List every line below containing "this".

** Begin EXERCISE DATA **

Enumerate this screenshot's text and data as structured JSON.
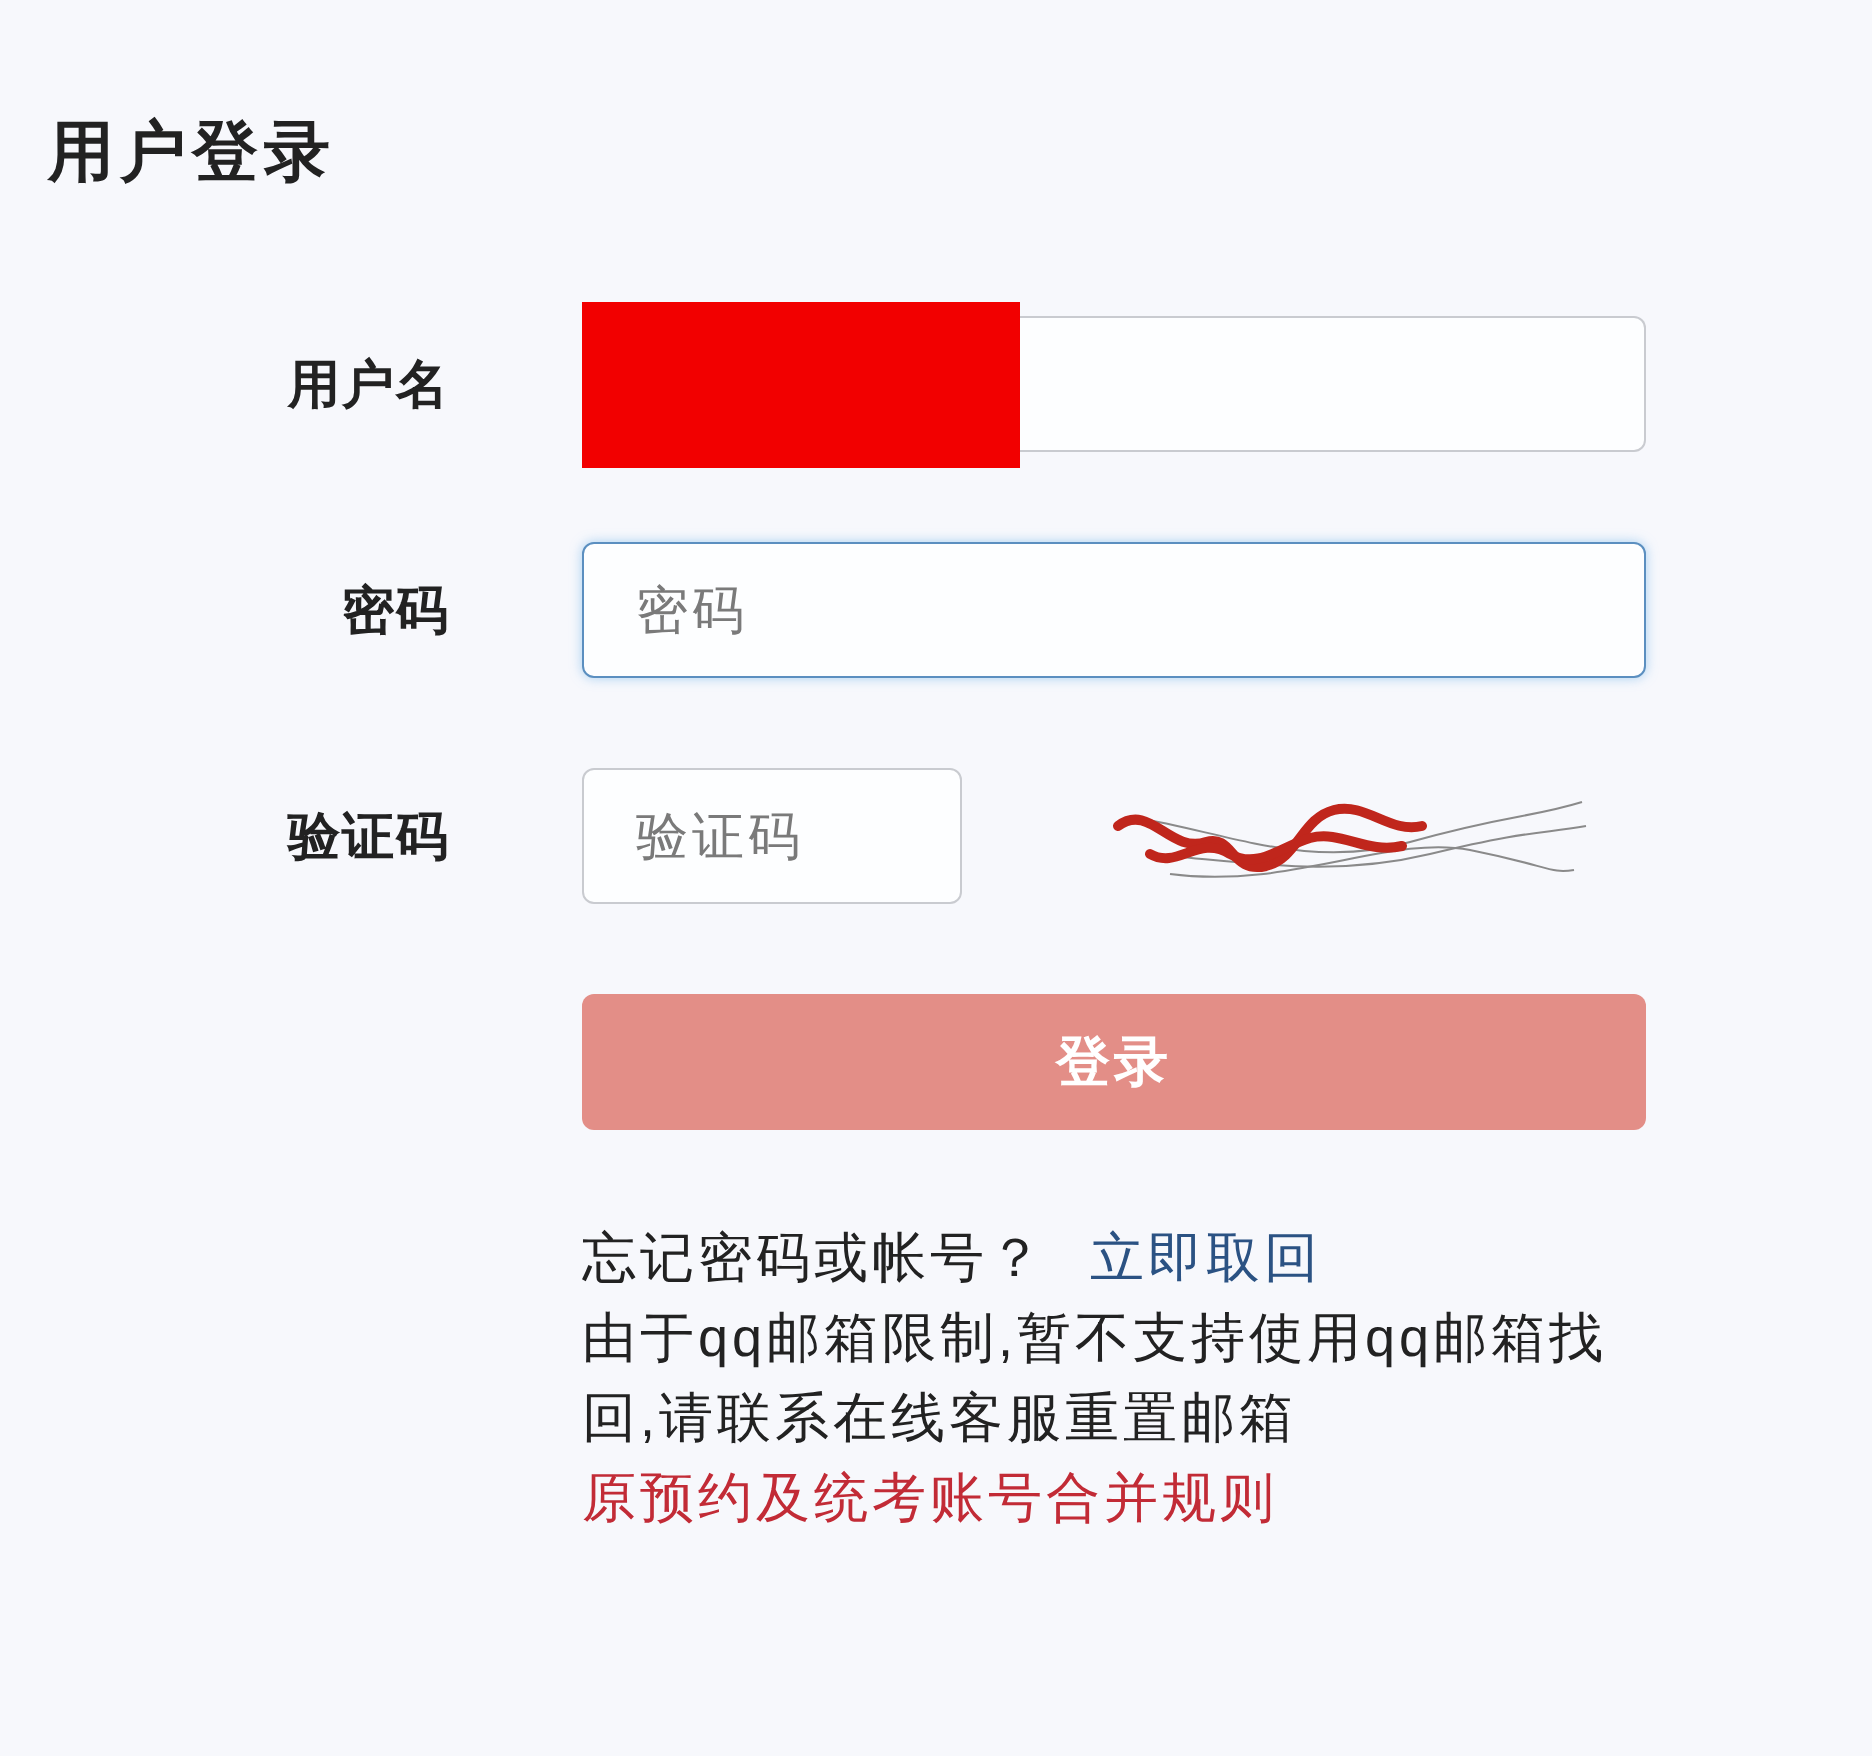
{
  "title": "用户登录",
  "form": {
    "username": {
      "label": "用户名",
      "focused": false,
      "redacted": true
    },
    "password": {
      "label": "密码",
      "placeholder": "密码",
      "focused": true
    },
    "captcha": {
      "label": "验证码",
      "placeholder": "验证码",
      "focused": false
    },
    "login_button": {
      "label": "登录",
      "disabled": true
    }
  },
  "help": {
    "question": "忘记密码或帐号？",
    "recover_link": "立即取回",
    "notice": "由于qq邮箱限制,暂不支持使用qq邮箱找回,请联系在线客服重置邮箱",
    "rules_link": "原预约及统考账号合并规则"
  }
}
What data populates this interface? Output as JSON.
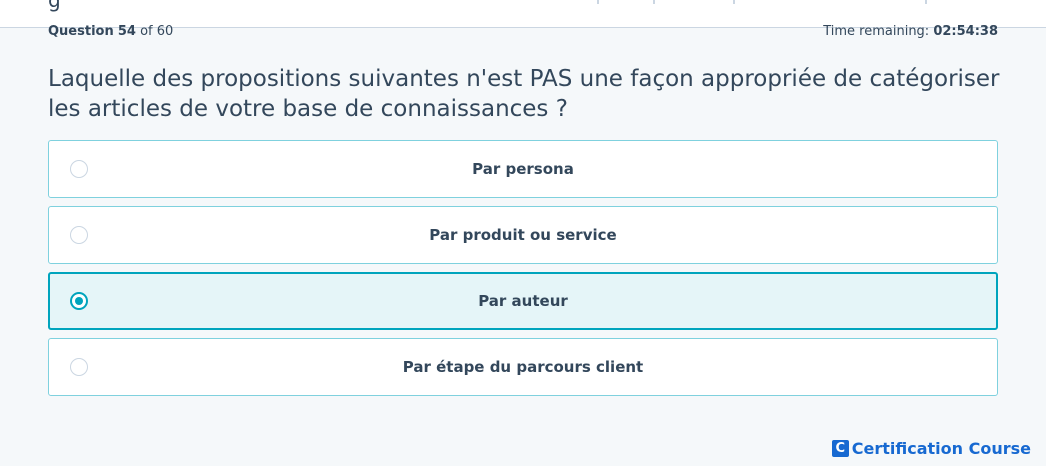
{
  "quiz": {
    "question_label": "Question",
    "question_number": "54",
    "of_label": "of",
    "question_total": "60",
    "timer_label": "Time remaining:",
    "timer_value": "02:54:38",
    "question_text": "Laquelle des propositions suivantes n'est PAS une façon appropriée de catégoriser les articles de votre base de connaissances ?",
    "answers": [
      {
        "label": "Par persona",
        "selected": false
      },
      {
        "label": "Par produit ou service",
        "selected": false
      },
      {
        "label": "Par auteur",
        "selected": true
      },
      {
        "label": "Par étape du parcours client",
        "selected": false
      }
    ]
  },
  "brand": {
    "icon_letter": "C",
    "text": "Certification Course",
    "color": "#1769d1"
  },
  "colors": {
    "accent": "#00a4bd",
    "selected_bg": "#e5f5f8",
    "text": "#33475b"
  }
}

** End EXERCISE DATA **

◆ **COMPLETE OUTPUT**
Enumerate this screenshot's text and data as structured JSON.
What data populates this interface? Output as JSON.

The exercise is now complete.